* Exercise inputs
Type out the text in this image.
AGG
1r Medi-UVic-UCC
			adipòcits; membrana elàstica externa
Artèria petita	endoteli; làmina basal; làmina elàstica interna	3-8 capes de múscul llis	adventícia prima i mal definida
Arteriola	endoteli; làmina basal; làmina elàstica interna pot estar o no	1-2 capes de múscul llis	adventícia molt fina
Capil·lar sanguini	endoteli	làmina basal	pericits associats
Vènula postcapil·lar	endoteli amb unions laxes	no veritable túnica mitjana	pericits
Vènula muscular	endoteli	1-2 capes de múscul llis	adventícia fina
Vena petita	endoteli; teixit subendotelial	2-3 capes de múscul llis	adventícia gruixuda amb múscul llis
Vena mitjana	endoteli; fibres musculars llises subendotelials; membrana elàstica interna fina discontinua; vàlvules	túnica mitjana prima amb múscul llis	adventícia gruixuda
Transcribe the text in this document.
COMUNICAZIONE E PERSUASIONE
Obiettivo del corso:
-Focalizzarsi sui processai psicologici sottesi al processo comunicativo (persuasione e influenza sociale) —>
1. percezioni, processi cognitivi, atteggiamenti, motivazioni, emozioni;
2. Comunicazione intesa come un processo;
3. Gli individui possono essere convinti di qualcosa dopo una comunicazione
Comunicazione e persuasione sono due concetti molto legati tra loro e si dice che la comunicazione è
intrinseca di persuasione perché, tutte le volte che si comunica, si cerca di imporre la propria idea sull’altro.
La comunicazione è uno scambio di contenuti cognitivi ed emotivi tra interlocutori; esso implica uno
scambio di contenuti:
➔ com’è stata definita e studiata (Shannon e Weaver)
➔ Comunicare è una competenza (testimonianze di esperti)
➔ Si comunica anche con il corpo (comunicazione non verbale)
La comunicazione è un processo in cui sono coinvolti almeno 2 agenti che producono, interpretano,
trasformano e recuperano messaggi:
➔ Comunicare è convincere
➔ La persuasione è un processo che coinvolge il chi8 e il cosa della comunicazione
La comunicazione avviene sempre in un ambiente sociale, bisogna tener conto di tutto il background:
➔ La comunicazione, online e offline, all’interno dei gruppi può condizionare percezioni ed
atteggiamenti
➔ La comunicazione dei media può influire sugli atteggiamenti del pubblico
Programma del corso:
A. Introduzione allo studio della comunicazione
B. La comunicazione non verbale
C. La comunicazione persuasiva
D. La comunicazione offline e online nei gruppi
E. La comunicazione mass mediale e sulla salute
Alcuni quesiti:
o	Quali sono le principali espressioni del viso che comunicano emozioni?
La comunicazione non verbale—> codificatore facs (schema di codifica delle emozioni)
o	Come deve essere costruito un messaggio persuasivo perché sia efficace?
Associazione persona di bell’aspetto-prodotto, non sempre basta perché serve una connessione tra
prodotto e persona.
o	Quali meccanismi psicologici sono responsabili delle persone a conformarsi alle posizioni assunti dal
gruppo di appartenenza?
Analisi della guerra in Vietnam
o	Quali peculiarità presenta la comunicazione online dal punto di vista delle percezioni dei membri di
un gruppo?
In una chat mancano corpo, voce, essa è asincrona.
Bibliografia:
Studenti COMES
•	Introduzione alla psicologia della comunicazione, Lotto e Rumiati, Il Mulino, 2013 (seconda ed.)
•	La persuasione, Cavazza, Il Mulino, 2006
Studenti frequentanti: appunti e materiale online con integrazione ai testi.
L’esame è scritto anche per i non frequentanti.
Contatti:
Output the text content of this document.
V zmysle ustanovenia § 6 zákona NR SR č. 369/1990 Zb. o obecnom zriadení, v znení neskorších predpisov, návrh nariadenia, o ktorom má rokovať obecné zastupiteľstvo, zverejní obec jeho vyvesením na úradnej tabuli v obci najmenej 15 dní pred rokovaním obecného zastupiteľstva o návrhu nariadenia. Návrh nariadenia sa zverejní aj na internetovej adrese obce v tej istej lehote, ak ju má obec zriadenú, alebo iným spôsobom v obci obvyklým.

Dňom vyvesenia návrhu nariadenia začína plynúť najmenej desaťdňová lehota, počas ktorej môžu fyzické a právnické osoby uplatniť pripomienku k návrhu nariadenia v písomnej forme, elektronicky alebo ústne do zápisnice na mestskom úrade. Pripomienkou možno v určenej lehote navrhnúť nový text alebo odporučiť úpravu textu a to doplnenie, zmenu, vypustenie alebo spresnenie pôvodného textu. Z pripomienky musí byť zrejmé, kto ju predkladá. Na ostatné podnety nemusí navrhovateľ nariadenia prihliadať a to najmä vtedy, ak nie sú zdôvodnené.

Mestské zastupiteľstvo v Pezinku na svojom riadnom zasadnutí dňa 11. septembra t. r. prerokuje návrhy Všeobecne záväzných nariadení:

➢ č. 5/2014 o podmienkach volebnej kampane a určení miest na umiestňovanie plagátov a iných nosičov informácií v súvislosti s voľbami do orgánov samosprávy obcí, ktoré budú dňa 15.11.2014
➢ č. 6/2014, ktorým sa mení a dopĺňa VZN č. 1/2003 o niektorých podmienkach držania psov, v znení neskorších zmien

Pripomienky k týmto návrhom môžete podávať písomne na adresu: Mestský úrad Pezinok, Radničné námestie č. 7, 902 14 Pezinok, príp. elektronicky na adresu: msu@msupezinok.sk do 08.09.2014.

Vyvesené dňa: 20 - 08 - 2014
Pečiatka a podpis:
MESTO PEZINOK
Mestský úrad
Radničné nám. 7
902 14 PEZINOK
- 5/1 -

* Instructions to follow
Restate every line of the data word for word.

* Solution
Type out the text in this image.
AGG
1r Medi-UVic-UCC
			adipòcits; membrana elàstica externa
Artèria petita	endoteli; làmina basal; làmina elàstica interna	3-8 capes de múscul llis	adventícia prima i mal definida
Arteriola	endoteli; làmina basal; làmina elàstica interna pot estar o no	1-2 capes de múscul llis	adventícia molt fina
Capil·lar sanguini	endoteli	làmina basal	pericits associats
Vènula postcapil·lar	endoteli amb unions laxes	no veritable túnica mitjana	pericits
Vènula muscular	endoteli	1-2 capes de múscul llis	adventícia fina
Vena petita	endoteli; teixit subendotelial	2-3 capes de múscul llis	adventícia gruixuda amb múscul llis
Vena mitjana	endoteli; fibres musculars llises subendotelials; membrana elàstica interna fina discontinua; vàlvules	túnica mitjana prima amb múscul llis	adventícia gruixuda
Transcribe the text in this document.
COMUNICAZIONE E PERSUASIONE
Obiettivo del corso:
-Focalizzarsi sui processai psicologici sottesi al processo comunicativo (persuasione e influenza sociale) —>
1. percezioni, processi cognitivi, atteggiamenti, motivazioni, emozioni;
2. Comunicazione intesa come un processo;
3. Gli individui possono essere convinti di qualcosa dopo una comunicazione
Comunicazione e persuasione sono due concetti molto legati tra loro e si dice che la comunicazione è
intrinseca di persuasione perché, tutte le volte che si comunica, si cerca di imporre la propria idea sull’altro.
La comunicazione è uno scambio di contenuti cognitivi ed emotivi tra interlocutori; esso implica uno
scambio di contenuti:
➔ com’è stata definita e studiata (Shannon e Weaver)
➔ Comunicare è una competenza (testimonianze di esperti)
➔ Si comunica anche con il corpo (comunicazione non verbale)
La comunicazione è un processo in cui sono coinvolti almeno 2 agenti che producono, interpretano,
trasformano e recuperano messaggi:
➔ Comunicare è convincere
➔ La persuasione è un processo che coinvolge il chi8 e il cosa della comunicazione
La comunicazione avviene sempre in un ambiente sociale, bisogna tener conto di tutto il background:
➔ La comunicazione, online e offline, all’interno dei gruppi può condizionare percezioni ed
atteggiamenti
➔ La comunicazione dei media può influire sugli atteggiamenti del pubblico
Programma del corso:
A. Introduzione allo studio della comunicazione
B. La comunicazione non verbale
C. La comunicazione persuasiva
D. La comunicazione offline e online nei gruppi
E. La comunicazione mass mediale e sulla salute
Alcuni quesiti:
o	Quali sono le principali espressioni del viso che comunicano emozioni?
La comunicazione non verbale—> codificatore facs (schema di codifica delle emozioni)
o	Come deve essere costruito un messaggio persuasivo perché sia efficace?
Associazione persona di bell’aspetto-prodotto, non sempre basta perché serve una connessione tra
prodotto e persona.
o	Quali meccanismi psicologici sono responsabili delle persone a conformarsi alle posizioni assunti dal
gruppo di appartenenza?
Analisi della guerra in Vietnam
o	Quali peculiarità presenta la comunicazione online dal punto di vista delle percezioni dei membri di
un gruppo?
In una chat mancano corpo, voce, essa è asincrona.
Bibliografia:
Studenti COMES
•	Introduzione alla psicologia della comunicazione, Lotto e Rumiati, Il Mulino, 2013 (seconda ed.)
•	La persuasione, Cavazza, Il Mulino, 2006
Studenti frequentanti: appunti e materiale online con integrazione ai testi.
L’esame è scritto anche per i non frequentanti.
Contatti:
Output the text content of this document.
V zmysle ustanovenia § 6 zákona NR SR č. 369/1990 Zb. o obecnom zriadení, v znení neskorších predpisov, návrh nariadenia, o ktorom má rokovať obecné zastupiteľstvo, zverejní obec jeho vyvesením na úradnej tabuli v obci najmenej 15 dní pred rokovaním obecného zastupiteľstva o návrhu nariadenia. Návrh nariadenia sa zverejní aj na internetovej adrese obce v tej istej lehote, ak ju má obec zriadenú, alebo iným spôsobom v obci obvyklým.

Dňom vyvesenia návrhu nariadenia začína plynúť najmenej desaťdňová lehota, počas ktorej môžu fyzické a právnické osoby uplatniť pripomienku k návrhu nariadenia v písomnej forme, elektronicky alebo ústne do zápisnice na mestskom úrade. Pripomienkou možno v určenej lehote navrhnúť nový text alebo odporučiť úpravu textu a to doplnenie, zmenu, vypustenie alebo spresnenie pôvodného textu. Z pripomienky musí byť zrejmé, kto ju predkladá. Na ostatné podnety nemusí navrhovateľ nariadenia prihliadať a to najmä vtedy, ak nie sú zdôvodnené.

Mestské zastupiteľstvo v Pezinku na svojom riadnom zasadnutí dňa 11. septembra t. r. prerokuje návrhy Všeobecne záväzných nariadení:

➢ č. 5/2014 o podmienkach volebnej kampane a určení miest na umiestňovanie plagátov a iných nosičov informácií v súvislosti s voľbami do orgánov samosprávy obcí, ktoré budú dňa 15.11.2014
➢ č. 6/2014, ktorým sa mení a dopĺňa VZN č. 1/2003 o niektorých podmienkach držania psov, v znení neskorších zmien

Pripomienky k týmto návrhom môžete podávať písomne na adresu: Mestský úrad Pezinok, Radničné námestie č. 7, 902 14 Pezinok, príp. elektronicky na adresu: msu@msupezinok.sk do 08.09.2014.

Vyvesené dňa: 20 - 08 - 2014
Pečiatka a podpis:
MESTO PEZINOK
Mestský úrad
Radničné nám. 7
902 14 PEZINOK
- 5/1 -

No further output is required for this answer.